→ What is expected: Quote each line of the material verbatim, without the pictures.

------ Data entries

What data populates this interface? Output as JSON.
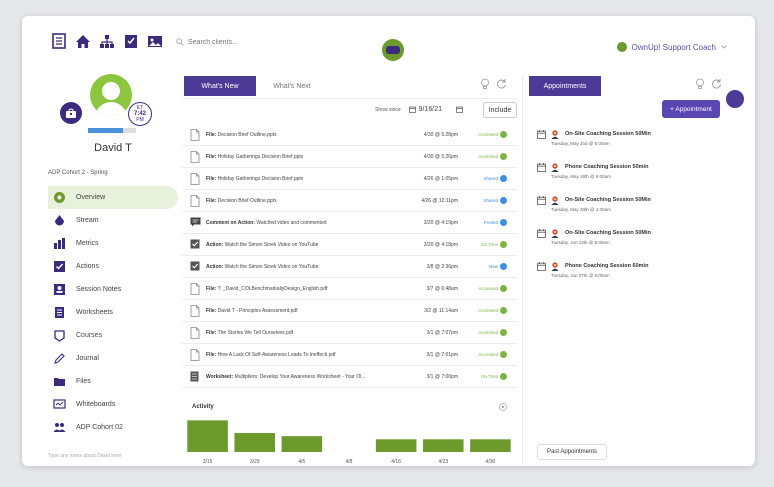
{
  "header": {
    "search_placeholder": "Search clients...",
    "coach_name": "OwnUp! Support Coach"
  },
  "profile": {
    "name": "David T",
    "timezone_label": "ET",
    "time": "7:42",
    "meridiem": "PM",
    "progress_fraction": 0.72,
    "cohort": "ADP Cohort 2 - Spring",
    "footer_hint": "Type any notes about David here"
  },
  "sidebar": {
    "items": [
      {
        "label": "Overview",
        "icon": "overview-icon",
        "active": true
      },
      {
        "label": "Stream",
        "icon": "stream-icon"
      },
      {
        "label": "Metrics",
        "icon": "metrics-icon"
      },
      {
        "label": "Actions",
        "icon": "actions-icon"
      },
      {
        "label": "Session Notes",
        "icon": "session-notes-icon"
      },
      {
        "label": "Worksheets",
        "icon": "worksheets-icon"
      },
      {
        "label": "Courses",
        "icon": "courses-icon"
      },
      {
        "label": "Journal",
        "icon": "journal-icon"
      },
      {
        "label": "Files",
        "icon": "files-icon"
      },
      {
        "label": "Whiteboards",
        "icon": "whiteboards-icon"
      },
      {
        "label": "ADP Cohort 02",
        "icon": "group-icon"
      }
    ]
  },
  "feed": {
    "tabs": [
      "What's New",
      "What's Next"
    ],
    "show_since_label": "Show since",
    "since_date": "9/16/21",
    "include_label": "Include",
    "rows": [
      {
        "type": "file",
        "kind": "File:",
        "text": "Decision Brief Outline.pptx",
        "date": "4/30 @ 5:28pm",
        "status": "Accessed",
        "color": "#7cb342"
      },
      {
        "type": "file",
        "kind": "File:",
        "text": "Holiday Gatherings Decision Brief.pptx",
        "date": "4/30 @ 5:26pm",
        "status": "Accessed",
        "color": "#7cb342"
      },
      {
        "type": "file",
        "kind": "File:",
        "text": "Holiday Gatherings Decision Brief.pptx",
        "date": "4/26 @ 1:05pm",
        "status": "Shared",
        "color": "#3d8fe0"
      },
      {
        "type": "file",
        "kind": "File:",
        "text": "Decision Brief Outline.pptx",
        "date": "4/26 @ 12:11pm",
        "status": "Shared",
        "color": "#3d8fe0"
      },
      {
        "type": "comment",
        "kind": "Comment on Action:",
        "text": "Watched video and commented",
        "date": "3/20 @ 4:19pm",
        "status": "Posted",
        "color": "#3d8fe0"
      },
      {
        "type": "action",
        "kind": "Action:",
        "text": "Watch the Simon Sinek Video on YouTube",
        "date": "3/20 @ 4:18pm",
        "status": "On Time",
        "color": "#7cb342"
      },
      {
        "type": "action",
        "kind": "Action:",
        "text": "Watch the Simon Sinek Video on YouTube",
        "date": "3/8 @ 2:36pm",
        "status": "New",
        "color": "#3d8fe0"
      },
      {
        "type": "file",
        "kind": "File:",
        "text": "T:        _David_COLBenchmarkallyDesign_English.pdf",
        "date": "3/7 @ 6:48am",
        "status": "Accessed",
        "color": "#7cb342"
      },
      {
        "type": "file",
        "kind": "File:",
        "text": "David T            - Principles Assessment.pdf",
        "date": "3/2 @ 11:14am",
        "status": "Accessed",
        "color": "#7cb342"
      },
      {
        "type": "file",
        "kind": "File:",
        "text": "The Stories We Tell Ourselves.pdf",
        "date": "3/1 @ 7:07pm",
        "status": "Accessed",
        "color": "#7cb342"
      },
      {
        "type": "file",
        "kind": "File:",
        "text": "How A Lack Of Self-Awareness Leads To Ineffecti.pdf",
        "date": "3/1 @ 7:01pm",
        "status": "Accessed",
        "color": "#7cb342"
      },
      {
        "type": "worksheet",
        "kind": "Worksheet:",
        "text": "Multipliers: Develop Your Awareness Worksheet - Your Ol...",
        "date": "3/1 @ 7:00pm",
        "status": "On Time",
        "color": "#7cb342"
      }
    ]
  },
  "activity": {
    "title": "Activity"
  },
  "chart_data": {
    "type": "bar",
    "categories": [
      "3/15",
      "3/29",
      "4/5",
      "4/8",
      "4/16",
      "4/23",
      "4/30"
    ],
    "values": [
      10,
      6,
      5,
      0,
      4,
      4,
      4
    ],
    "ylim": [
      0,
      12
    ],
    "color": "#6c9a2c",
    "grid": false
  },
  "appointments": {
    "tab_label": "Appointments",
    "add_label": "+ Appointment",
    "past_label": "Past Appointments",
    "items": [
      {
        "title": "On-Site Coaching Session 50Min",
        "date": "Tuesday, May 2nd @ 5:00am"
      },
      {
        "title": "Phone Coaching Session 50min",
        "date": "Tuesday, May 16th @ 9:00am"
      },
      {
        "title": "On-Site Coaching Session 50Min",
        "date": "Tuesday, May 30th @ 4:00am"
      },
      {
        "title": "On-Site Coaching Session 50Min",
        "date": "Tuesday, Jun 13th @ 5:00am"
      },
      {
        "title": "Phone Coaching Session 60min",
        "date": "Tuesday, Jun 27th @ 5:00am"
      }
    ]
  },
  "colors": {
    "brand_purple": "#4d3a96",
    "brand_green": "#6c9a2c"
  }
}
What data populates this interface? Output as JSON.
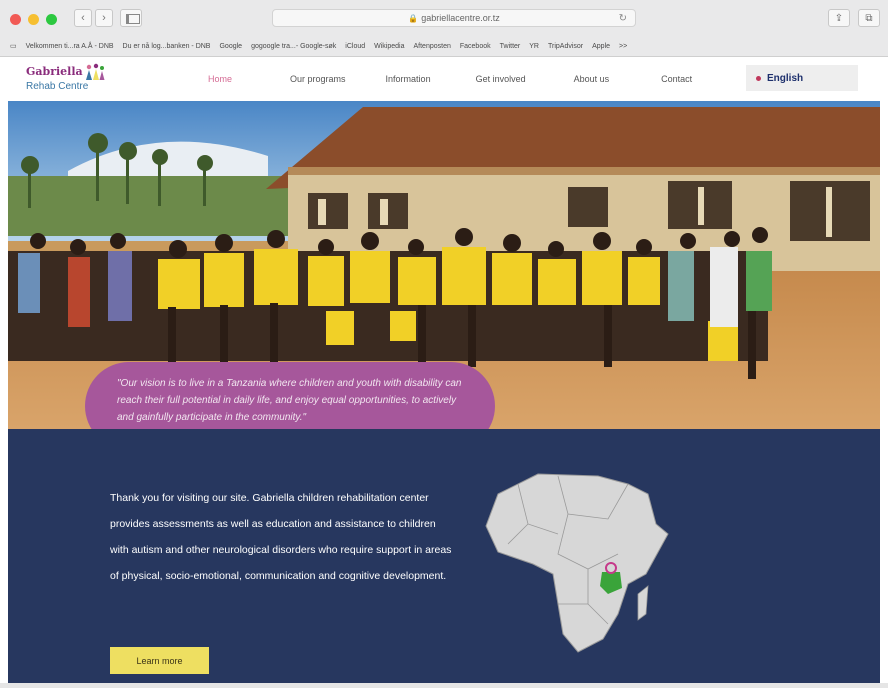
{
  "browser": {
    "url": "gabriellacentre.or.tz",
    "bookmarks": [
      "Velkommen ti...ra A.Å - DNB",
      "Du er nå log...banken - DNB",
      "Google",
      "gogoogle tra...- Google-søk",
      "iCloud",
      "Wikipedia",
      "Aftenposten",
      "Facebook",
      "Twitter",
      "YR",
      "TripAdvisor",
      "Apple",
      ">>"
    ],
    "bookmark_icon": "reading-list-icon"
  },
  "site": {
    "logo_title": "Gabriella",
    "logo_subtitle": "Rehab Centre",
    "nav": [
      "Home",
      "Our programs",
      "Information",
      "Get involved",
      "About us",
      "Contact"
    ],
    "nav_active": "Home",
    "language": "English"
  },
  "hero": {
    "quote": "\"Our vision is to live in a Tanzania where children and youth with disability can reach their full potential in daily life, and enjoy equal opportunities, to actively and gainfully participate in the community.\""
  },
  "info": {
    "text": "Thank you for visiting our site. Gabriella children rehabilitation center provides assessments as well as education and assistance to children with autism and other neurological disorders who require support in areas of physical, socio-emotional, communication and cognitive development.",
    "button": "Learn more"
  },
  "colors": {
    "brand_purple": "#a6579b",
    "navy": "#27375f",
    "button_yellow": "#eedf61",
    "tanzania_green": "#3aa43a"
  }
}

------------

→ Exercise result:
What data populates this interface? Output as JSON.
{
  "header": {
    "search_placeholder": "Search clients...",
    "coach_name": "OwnUp! Support Coach"
  },
  "profile": {
    "name": "David T",
    "timezone_label": "ET",
    "time": "7:42",
    "meridiem": "PM",
    "progress_fraction": 0.72,
    "cohort": "ADP Cohort 2 - Spring",
    "footer_hint": "Type any notes about David here"
  },
  "sidebar": {
    "items": [
      {
        "label": "Overview",
        "icon": "overview-icon",
        "active": true
      },
      {
        "label": "Stream",
        "icon": "stream-icon"
      },
      {
        "label": "Metrics",
        "icon": "metrics-icon"
      },
      {
        "label": "Actions",
        "icon": "actions-icon"
      },
      {
        "label": "Session Notes",
        "icon": "session-notes-icon"
      },
      {
        "label": "Worksheets",
        "icon": "worksheets-icon"
      },
      {
        "label": "Courses",
        "icon": "courses-icon"
      },
      {
        "label": "Journal",
        "icon": "journal-icon"
      },
      {
        "label": "Files",
        "icon": "files-icon"
      },
      {
        "label": "Whiteboards",
        "icon": "whiteboards-icon"
      },
      {
        "label": "ADP Cohort 02",
        "icon": "group-icon"
      }
    ]
  },
  "feed": {
    "tabs": [
      "What's New",
      "What's Next"
    ],
    "show_since_label": "Show since",
    "since_date": "9/16/21",
    "include_label": "Include",
    "rows": [
      {
        "type": "file",
        "kind": "File:",
        "text": "Decision Brief Outline.pptx",
        "date": "4/30 @ 5:28pm",
        "status": "Accessed",
        "color": "#7cb342"
      },
      {
        "type": "file",
        "kind": "File:",
        "text": "Holiday Gatherings Decision Brief.pptx",
        "date": "4/30 @ 5:26pm",
        "status": "Accessed",
        "color": "#7cb342"
      },
      {
        "type": "file",
        "kind": "File:",
        "text": "Holiday Gatherings Decision Brief.pptx",
        "date": "4/26 @ 1:05pm",
        "status": "Shared",
        "color": "#3d8fe0"
      },
      {
        "type": "file",
        "kind": "File:",
        "text": "Decision Brief Outline.pptx",
        "date": "4/26 @ 12:11pm",
        "status": "Shared",
        "color": "#3d8fe0"
      },
      {
        "type": "comment",
        "kind": "Comment on Action:",
        "text": "Watched video and commented",
        "date": "3/20 @ 4:19pm",
        "status": "Posted",
        "color": "#3d8fe0"
      },
      {
        "type": "action",
        "kind": "Action:",
        "text": "Watch the Simon Sinek Video on YouTube",
        "date": "3/20 @ 4:18pm",
        "status": "On Time",
        "color": "#7cb342"
      },
      {
        "type": "action",
        "kind": "Action:",
        "text": "Watch the Simon Sinek Video on YouTube",
        "date": "3/8 @ 2:36pm",
        "status": "New",
        "color": "#3d8fe0"
      },
      {
        "type": "file",
        "kind": "File:",
        "text": "T:        _David_COLBenchmarkallyDesign_English.pdf",
        "date": "3/7 @ 6:48am",
        "status": "Accessed",
        "color": "#7cb342"
      },
      {
        "type": "file",
        "kind": "File:",
        "text": "David T            - Principles Assessment.pdf",
        "date": "3/2 @ 11:14am",
        "status": "Accessed",
        "color": "#7cb342"
      },
      {
        "type": "file",
        "kind": "File:",
        "text": "The Stories We Tell Ourselves.pdf",
        "date": "3/1 @ 7:07pm",
        "status": "Accessed",
        "color": "#7cb342"
      },
      {
        "type": "file",
        "kind": "File:",
        "text": "How A Lack Of Self-Awareness Leads To Ineffecti.pdf",
        "date": "3/1 @ 7:01pm",
        "status": "Accessed",
        "color": "#7cb342"
      },
      {
        "type": "worksheet",
        "kind": "Worksheet:",
        "text": "Multipliers: Develop Your Awareness Worksheet - Your Ol...",
        "date": "3/1 @ 7:00pm",
        "status": "On Time",
        "color": "#7cb342"
      }
    ]
  },
  "activity": {
    "title": "Activity"
  },
  "chart_data": {
    "type": "bar",
    "categories": [
      "3/15",
      "3/29",
      "4/5",
      "4/8",
      "4/16",
      "4/23",
      "4/30"
    ],
    "values": [
      10,
      6,
      5,
      0,
      4,
      4,
      4
    ],
    "ylim": [
      0,
      12
    ],
    "color": "#6c9a2c",
    "grid": false
  },
  "appointments": {
    "tab_label": "Appointments",
    "add_label": "+ Appointment",
    "past_label": "Past Appointments",
    "items": [
      {
        "title": "On-Site Coaching Session 50Min",
        "date": "Tuesday, May 2nd @ 5:00am"
      },
      {
        "title": "Phone Coaching Session 50min",
        "date": "Tuesday, May 16th @ 9:00am"
      },
      {
        "title": "On-Site Coaching Session 50Min",
        "date": "Tuesday, May 30th @ 4:00am"
      },
      {
        "title": "On-Site Coaching Session 50Min",
        "date": "Tuesday, Jun 13th @ 5:00am"
      },
      {
        "title": "Phone Coaching Session 60min",
        "date": "Tuesday, Jun 27th @ 5:00am"
      }
    ]
  },
  "colors": {
    "brand_purple": "#4d3a96",
    "brand_green": "#6c9a2c"
  }
}
What data populates this interface? Output as JSON.
{
  "browser": {
    "url": "gabriellacentre.or.tz",
    "bookmarks": [
      "Velkommen ti...ra A.Å - DNB",
      "Du er nå log...banken - DNB",
      "Google",
      "gogoogle tra...- Google-søk",
      "iCloud",
      "Wikipedia",
      "Aftenposten",
      "Facebook",
      "Twitter",
      "YR",
      "TripAdvisor",
      "Apple",
      ">>"
    ],
    "bookmark_icon": "reading-list-icon"
  },
  "site": {
    "logo_title": "Gabriella",
    "logo_subtitle": "Rehab Centre",
    "nav": [
      "Home",
      "Our programs",
      "Information",
      "Get involved",
      "About us",
      "Contact"
    ],
    "nav_active": "Home",
    "language": "English"
  },
  "hero": {
    "quote": "\"Our vision is to live in a Tanzania where children and youth with disability can reach their full potential in daily life, and enjoy equal opportunities, to actively and gainfully participate in the community.\""
  },
  "info": {
    "text": "Thank you for visiting our site. Gabriella children rehabilitation center provides assessments as well as education and assistance to children with autism and other neurological disorders who require support in areas of physical, socio-emotional, communication and cognitive development.",
    "button": "Learn more"
  },
  "colors": {
    "brand_purple": "#a6579b",
    "navy": "#27375f",
    "button_yellow": "#eedf61",
    "tanzania_green": "#3aa43a"
  }
}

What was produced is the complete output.